Input
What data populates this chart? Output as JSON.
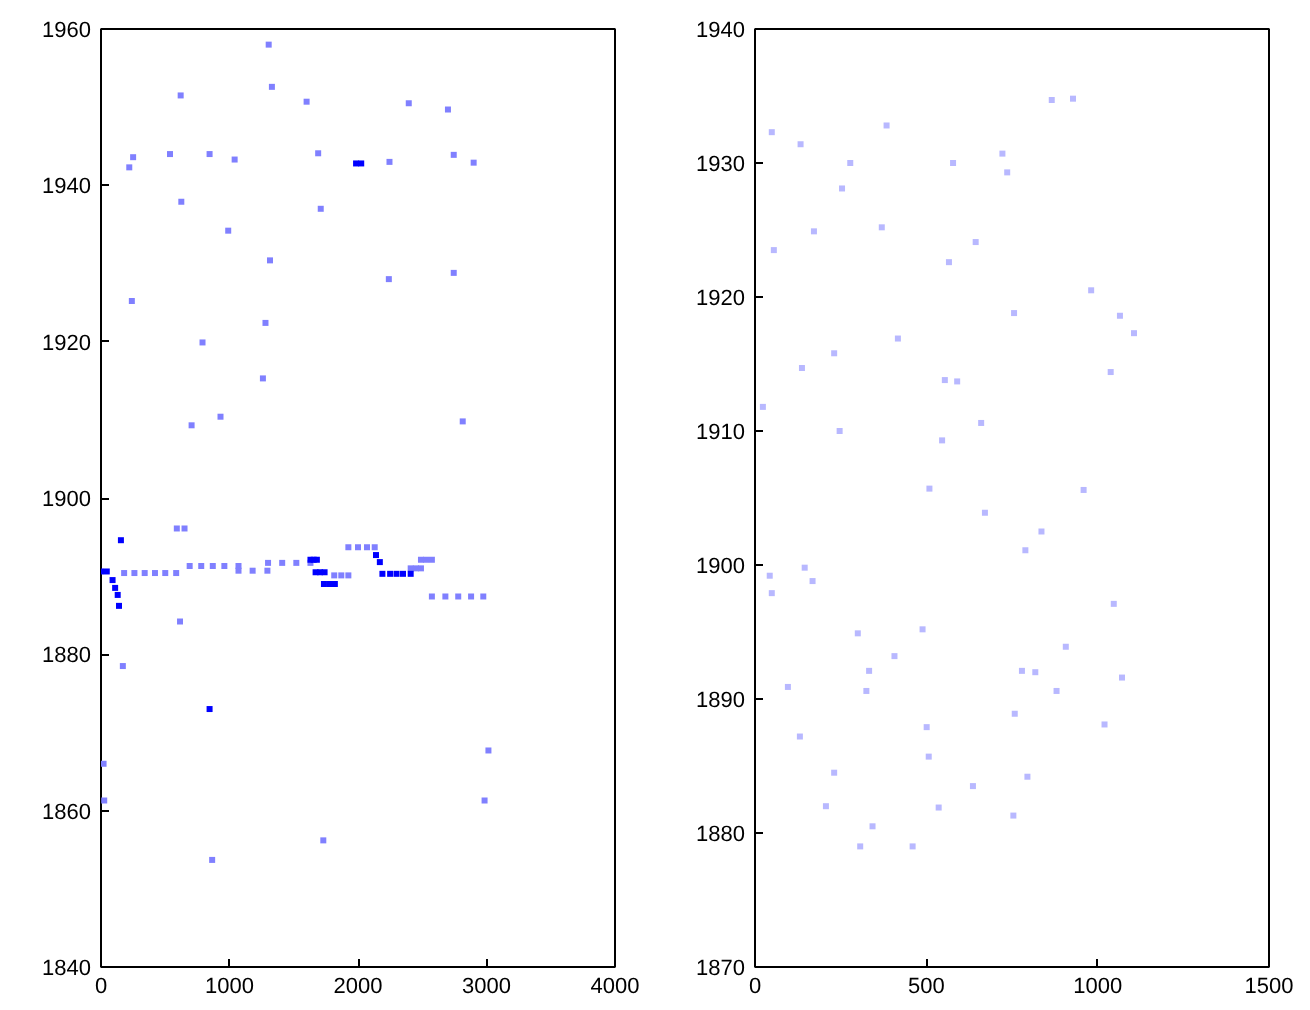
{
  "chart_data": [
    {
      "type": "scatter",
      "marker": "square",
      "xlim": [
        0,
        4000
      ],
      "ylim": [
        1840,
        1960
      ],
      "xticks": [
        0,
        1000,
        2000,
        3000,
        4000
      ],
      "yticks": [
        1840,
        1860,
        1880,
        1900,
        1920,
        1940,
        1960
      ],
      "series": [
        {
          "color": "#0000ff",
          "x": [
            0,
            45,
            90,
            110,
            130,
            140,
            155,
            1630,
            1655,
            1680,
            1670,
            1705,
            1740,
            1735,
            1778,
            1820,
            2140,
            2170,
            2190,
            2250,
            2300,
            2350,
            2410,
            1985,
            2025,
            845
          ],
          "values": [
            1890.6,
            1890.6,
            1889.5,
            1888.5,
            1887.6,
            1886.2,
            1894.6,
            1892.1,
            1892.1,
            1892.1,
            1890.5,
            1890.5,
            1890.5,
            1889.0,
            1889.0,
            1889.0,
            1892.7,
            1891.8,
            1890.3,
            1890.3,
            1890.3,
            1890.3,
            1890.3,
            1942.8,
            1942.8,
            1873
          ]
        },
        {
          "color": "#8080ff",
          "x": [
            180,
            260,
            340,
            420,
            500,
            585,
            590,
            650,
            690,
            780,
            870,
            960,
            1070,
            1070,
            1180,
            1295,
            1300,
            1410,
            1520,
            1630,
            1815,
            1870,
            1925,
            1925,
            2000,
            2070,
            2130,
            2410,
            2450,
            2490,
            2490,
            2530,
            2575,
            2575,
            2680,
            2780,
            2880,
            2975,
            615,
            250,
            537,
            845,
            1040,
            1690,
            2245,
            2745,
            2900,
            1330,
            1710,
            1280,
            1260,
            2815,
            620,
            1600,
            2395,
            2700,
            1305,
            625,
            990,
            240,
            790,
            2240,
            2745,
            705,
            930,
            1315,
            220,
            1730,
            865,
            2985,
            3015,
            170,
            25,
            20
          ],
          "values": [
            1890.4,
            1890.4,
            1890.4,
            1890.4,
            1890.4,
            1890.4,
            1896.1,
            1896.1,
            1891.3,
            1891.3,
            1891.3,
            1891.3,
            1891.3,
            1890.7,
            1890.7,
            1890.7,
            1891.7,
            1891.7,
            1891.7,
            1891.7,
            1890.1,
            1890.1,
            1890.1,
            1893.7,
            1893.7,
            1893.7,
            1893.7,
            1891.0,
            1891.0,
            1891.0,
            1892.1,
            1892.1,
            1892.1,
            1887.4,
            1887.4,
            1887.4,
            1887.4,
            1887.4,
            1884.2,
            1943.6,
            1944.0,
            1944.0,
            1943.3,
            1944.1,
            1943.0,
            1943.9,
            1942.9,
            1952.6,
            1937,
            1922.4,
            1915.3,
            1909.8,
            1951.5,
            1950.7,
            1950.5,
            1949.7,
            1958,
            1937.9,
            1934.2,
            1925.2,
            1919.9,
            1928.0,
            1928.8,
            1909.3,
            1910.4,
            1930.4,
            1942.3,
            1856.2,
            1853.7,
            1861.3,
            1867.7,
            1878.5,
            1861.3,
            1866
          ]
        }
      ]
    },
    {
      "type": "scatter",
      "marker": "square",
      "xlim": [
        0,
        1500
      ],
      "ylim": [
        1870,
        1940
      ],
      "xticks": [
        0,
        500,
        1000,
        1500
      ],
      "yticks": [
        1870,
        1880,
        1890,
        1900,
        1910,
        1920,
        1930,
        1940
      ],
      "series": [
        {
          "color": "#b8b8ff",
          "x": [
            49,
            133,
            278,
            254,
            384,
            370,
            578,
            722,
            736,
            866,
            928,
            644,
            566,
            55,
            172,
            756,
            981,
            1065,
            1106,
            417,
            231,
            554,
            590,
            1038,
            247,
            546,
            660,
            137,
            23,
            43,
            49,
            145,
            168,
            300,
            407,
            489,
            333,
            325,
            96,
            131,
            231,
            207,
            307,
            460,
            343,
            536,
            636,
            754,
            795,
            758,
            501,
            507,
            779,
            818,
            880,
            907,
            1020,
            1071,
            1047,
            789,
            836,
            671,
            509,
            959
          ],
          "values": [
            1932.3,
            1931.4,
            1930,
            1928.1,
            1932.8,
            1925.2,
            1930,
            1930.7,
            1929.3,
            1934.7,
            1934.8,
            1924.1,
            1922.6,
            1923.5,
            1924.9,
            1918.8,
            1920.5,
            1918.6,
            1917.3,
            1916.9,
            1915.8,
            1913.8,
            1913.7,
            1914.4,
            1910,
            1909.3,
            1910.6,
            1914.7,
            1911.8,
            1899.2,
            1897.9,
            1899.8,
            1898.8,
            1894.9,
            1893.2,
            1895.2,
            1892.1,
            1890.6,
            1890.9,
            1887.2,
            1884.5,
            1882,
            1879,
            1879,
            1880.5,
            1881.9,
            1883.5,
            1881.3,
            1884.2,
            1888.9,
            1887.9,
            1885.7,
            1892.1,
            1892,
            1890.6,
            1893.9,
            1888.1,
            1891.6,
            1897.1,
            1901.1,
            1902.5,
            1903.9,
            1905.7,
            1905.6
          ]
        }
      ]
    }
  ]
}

Request
Omit every picture, and otherwise quote the entries exactly.

Problem solution
What data populates this chart? Output as JSON.
{
  "chart_data": [
    {
      "type": "scatter",
      "marker": "square",
      "xlim": [
        0,
        4000
      ],
      "ylim": [
        1840,
        1960
      ],
      "xticks": [
        0,
        1000,
        2000,
        3000,
        4000
      ],
      "yticks": [
        1840,
        1860,
        1880,
        1900,
        1920,
        1940,
        1960
      ],
      "series": [
        {
          "color": "#0000ff",
          "x": [
            0,
            45,
            90,
            110,
            130,
            140,
            155,
            1630,
            1655,
            1680,
            1670,
            1705,
            1740,
            1735,
            1778,
            1820,
            2140,
            2170,
            2190,
            2250,
            2300,
            2350,
            2410,
            1985,
            2025,
            845
          ],
          "values": [
            1890.6,
            1890.6,
            1889.5,
            1888.5,
            1887.6,
            1886.2,
            1894.6,
            1892.1,
            1892.1,
            1892.1,
            1890.5,
            1890.5,
            1890.5,
            1889.0,
            1889.0,
            1889.0,
            1892.7,
            1891.8,
            1890.3,
            1890.3,
            1890.3,
            1890.3,
            1890.3,
            1942.8,
            1942.8,
            1873
          ]
        },
        {
          "color": "#8080ff",
          "x": [
            180,
            260,
            340,
            420,
            500,
            585,
            590,
            650,
            690,
            780,
            870,
            960,
            1070,
            1070,
            1180,
            1295,
            1300,
            1410,
            1520,
            1630,
            1815,
            1870,
            1925,
            1925,
            2000,
            2070,
            2130,
            2410,
            2450,
            2490,
            2490,
            2530,
            2575,
            2575,
            2680,
            2780,
            2880,
            2975,
            615,
            250,
            537,
            845,
            1040,
            1690,
            2245,
            2745,
            2900,
            1330,
            1710,
            1280,
            1260,
            2815,
            620,
            1600,
            2395,
            2700,
            1305,
            625,
            990,
            240,
            790,
            2240,
            2745,
            705,
            930,
            1315,
            220,
            1730,
            865,
            2985,
            3015,
            170,
            25,
            20
          ],
          "values": [
            1890.4,
            1890.4,
            1890.4,
            1890.4,
            1890.4,
            1890.4,
            1896.1,
            1896.1,
            1891.3,
            1891.3,
            1891.3,
            1891.3,
            1891.3,
            1890.7,
            1890.7,
            1890.7,
            1891.7,
            1891.7,
            1891.7,
            1891.7,
            1890.1,
            1890.1,
            1890.1,
            1893.7,
            1893.7,
            1893.7,
            1893.7,
            1891.0,
            1891.0,
            1891.0,
            1892.1,
            1892.1,
            1892.1,
            1887.4,
            1887.4,
            1887.4,
            1887.4,
            1887.4,
            1884.2,
            1943.6,
            1944.0,
            1944.0,
            1943.3,
            1944.1,
            1943.0,
            1943.9,
            1942.9,
            1952.6,
            1937,
            1922.4,
            1915.3,
            1909.8,
            1951.5,
            1950.7,
            1950.5,
            1949.7,
            1958,
            1937.9,
            1934.2,
            1925.2,
            1919.9,
            1928.0,
            1928.8,
            1909.3,
            1910.4,
            1930.4,
            1942.3,
            1856.2,
            1853.7,
            1861.3,
            1867.7,
            1878.5,
            1861.3,
            1866
          ]
        }
      ]
    },
    {
      "type": "scatter",
      "marker": "square",
      "xlim": [
        0,
        1500
      ],
      "ylim": [
        1870,
        1940
      ],
      "xticks": [
        0,
        500,
        1000,
        1500
      ],
      "yticks": [
        1870,
        1880,
        1890,
        1900,
        1910,
        1920,
        1930,
        1940
      ],
      "series": [
        {
          "color": "#b8b8ff",
          "x": [
            49,
            133,
            278,
            254,
            384,
            370,
            578,
            722,
            736,
            866,
            928,
            644,
            566,
            55,
            172,
            756,
            981,
            1065,
            1106,
            417,
            231,
            554,
            590,
            1038,
            247,
            546,
            660,
            137,
            23,
            43,
            49,
            145,
            168,
            300,
            407,
            489,
            333,
            325,
            96,
            131,
            231,
            207,
            307,
            460,
            343,
            536,
            636,
            754,
            795,
            758,
            501,
            507,
            779,
            818,
            880,
            907,
            1020,
            1071,
            1047,
            789,
            836,
            671,
            509,
            959
          ],
          "values": [
            1932.3,
            1931.4,
            1930,
            1928.1,
            1932.8,
            1925.2,
            1930,
            1930.7,
            1929.3,
            1934.7,
            1934.8,
            1924.1,
            1922.6,
            1923.5,
            1924.9,
            1918.8,
            1920.5,
            1918.6,
            1917.3,
            1916.9,
            1915.8,
            1913.8,
            1913.7,
            1914.4,
            1910,
            1909.3,
            1910.6,
            1914.7,
            1911.8,
            1899.2,
            1897.9,
            1899.8,
            1898.8,
            1894.9,
            1893.2,
            1895.2,
            1892.1,
            1890.6,
            1890.9,
            1887.2,
            1884.5,
            1882,
            1879,
            1879,
            1880.5,
            1881.9,
            1883.5,
            1881.3,
            1884.2,
            1888.9,
            1887.9,
            1885.7,
            1892.1,
            1892,
            1890.6,
            1893.9,
            1888.1,
            1891.6,
            1897.1,
            1901.1,
            1902.5,
            1903.9,
            1905.7,
            1905.6
          ]
        }
      ]
    }
  ]
}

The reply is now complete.